» Your objective: Please give the count of lines holding the string "level" and nothing besides.

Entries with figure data
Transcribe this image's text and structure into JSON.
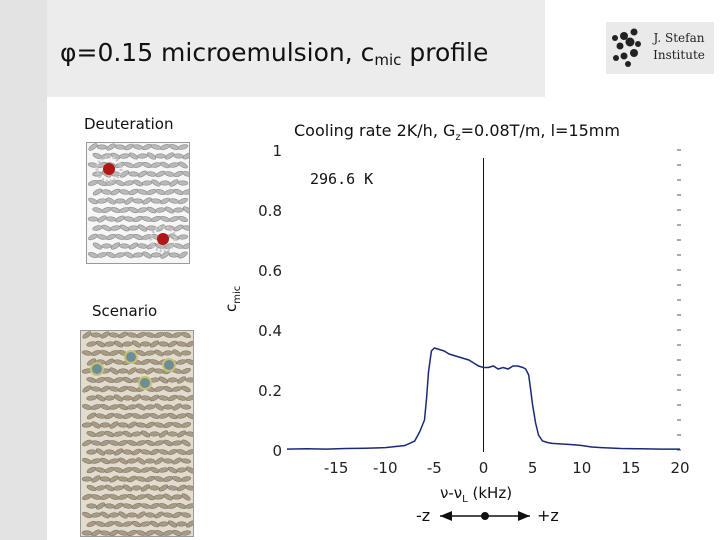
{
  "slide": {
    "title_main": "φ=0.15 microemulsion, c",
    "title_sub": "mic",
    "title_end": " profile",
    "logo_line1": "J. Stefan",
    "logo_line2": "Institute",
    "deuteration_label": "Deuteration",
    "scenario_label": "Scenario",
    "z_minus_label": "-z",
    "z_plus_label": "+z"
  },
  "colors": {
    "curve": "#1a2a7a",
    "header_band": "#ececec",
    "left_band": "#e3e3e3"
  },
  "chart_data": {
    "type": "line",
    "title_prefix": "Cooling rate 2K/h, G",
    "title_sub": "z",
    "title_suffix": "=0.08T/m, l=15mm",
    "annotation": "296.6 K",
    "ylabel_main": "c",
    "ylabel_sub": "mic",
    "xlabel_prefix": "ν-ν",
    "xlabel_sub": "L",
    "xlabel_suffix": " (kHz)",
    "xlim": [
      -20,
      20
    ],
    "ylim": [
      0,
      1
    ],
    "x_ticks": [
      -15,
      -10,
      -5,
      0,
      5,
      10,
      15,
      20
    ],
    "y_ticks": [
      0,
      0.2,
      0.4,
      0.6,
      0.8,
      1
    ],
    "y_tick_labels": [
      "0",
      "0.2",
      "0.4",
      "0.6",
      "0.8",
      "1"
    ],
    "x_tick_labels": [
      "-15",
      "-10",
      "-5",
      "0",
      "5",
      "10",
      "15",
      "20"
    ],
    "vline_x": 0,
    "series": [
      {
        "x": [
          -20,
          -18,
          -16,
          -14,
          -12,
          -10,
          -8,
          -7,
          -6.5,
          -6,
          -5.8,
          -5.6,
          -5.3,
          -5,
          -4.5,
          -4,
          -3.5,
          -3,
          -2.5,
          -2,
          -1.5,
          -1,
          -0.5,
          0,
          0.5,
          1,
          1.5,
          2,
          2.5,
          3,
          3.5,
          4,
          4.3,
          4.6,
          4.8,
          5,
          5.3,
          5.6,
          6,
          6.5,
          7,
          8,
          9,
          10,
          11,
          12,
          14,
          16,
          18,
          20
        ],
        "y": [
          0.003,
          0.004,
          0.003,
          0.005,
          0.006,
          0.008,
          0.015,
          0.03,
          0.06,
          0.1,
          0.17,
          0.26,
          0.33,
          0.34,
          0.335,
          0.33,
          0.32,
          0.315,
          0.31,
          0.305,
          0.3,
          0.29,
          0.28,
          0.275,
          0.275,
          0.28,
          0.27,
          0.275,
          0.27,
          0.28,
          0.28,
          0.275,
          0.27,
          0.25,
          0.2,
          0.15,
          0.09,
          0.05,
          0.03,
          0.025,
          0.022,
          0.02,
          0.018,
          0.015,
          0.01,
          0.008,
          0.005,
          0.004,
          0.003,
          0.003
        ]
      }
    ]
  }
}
* * *
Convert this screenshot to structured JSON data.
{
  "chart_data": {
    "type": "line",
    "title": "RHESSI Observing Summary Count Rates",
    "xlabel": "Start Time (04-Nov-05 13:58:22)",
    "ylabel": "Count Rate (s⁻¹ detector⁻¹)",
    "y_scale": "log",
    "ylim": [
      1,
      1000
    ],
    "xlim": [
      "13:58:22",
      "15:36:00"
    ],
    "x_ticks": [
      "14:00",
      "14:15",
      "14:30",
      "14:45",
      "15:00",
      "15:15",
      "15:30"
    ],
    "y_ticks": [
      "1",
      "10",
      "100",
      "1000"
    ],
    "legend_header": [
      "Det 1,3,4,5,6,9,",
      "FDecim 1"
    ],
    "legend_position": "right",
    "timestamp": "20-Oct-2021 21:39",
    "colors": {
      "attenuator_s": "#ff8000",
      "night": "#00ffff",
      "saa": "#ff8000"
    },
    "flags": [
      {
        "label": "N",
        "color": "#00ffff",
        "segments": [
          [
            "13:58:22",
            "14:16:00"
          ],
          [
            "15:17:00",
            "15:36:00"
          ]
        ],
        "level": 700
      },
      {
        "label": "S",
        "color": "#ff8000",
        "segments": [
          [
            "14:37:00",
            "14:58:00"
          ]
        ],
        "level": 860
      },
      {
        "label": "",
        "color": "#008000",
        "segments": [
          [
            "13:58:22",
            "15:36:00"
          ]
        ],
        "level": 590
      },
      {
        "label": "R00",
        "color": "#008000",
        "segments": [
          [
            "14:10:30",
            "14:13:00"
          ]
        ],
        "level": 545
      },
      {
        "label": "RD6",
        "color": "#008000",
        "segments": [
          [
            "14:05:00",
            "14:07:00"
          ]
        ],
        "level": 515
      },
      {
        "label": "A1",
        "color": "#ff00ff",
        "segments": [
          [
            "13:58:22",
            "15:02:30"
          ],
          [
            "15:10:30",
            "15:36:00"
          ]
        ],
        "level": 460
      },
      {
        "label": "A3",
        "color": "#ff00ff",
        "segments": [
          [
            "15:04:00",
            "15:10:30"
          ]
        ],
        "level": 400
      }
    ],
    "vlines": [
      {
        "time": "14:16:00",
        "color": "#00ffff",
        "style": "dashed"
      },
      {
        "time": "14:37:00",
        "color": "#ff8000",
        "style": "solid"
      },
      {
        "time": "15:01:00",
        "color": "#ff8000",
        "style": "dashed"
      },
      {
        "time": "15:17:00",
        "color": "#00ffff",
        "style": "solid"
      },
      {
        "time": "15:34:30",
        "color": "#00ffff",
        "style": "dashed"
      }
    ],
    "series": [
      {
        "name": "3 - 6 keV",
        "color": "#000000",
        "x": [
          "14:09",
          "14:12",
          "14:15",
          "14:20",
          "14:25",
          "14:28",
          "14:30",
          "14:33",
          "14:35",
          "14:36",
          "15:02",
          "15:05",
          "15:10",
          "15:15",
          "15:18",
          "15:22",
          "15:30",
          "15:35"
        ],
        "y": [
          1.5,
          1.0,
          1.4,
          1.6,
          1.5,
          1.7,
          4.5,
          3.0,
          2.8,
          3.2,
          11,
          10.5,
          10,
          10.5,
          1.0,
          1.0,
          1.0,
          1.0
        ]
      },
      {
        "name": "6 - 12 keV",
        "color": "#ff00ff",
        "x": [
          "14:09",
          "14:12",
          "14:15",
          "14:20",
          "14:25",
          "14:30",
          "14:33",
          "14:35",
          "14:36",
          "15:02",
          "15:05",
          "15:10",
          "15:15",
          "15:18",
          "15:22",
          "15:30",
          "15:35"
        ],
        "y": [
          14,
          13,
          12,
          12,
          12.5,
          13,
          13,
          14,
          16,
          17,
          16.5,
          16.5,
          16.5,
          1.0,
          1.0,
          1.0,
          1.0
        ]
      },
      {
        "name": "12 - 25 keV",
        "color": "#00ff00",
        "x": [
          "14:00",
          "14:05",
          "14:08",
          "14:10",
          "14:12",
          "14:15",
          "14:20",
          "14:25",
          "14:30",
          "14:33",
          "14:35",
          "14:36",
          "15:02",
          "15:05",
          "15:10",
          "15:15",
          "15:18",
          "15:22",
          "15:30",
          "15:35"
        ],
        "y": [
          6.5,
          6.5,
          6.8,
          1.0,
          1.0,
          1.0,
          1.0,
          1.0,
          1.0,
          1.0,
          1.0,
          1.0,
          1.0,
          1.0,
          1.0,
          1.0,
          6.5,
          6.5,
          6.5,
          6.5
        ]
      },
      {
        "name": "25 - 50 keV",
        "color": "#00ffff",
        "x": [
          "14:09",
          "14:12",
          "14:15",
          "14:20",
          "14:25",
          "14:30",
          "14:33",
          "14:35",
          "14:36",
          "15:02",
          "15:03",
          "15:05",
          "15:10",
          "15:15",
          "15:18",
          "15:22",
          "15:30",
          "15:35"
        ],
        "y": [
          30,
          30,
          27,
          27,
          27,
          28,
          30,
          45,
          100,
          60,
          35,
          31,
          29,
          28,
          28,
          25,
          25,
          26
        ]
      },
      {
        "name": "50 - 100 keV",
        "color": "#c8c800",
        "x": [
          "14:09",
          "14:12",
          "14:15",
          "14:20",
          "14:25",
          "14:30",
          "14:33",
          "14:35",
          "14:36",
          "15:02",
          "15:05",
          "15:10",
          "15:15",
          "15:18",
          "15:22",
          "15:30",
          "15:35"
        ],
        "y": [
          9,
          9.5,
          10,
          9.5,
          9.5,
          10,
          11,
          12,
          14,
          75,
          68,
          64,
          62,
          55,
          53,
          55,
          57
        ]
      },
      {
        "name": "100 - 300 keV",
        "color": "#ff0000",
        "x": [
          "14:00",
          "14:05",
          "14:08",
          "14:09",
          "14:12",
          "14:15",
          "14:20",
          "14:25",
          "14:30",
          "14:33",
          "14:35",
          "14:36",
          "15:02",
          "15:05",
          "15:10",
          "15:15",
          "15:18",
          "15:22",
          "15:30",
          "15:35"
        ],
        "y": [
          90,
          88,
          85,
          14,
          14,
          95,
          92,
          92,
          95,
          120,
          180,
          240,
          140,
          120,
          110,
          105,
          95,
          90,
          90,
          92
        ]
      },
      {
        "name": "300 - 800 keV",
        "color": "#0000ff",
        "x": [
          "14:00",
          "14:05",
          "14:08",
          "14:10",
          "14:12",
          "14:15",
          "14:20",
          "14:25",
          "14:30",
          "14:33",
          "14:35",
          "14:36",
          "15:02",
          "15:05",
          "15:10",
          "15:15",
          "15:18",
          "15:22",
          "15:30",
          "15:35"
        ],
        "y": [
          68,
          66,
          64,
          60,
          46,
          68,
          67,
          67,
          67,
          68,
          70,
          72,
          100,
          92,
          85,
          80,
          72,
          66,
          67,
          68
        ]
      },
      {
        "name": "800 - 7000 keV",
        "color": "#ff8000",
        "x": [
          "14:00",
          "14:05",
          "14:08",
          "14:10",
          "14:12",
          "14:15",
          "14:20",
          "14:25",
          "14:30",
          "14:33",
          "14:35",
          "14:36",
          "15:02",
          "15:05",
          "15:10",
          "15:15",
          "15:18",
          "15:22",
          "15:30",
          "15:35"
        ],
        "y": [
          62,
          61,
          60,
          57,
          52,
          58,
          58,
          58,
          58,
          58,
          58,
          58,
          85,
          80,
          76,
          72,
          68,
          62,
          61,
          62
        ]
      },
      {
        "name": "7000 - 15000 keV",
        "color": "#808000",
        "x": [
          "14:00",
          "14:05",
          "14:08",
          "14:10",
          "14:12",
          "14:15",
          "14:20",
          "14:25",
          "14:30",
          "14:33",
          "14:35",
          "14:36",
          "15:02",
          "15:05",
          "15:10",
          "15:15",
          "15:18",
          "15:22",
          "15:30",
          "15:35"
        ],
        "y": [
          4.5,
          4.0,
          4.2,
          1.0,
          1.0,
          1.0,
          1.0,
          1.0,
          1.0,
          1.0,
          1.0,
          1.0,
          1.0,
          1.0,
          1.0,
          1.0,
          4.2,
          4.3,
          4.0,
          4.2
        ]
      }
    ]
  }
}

» Answer in full: 7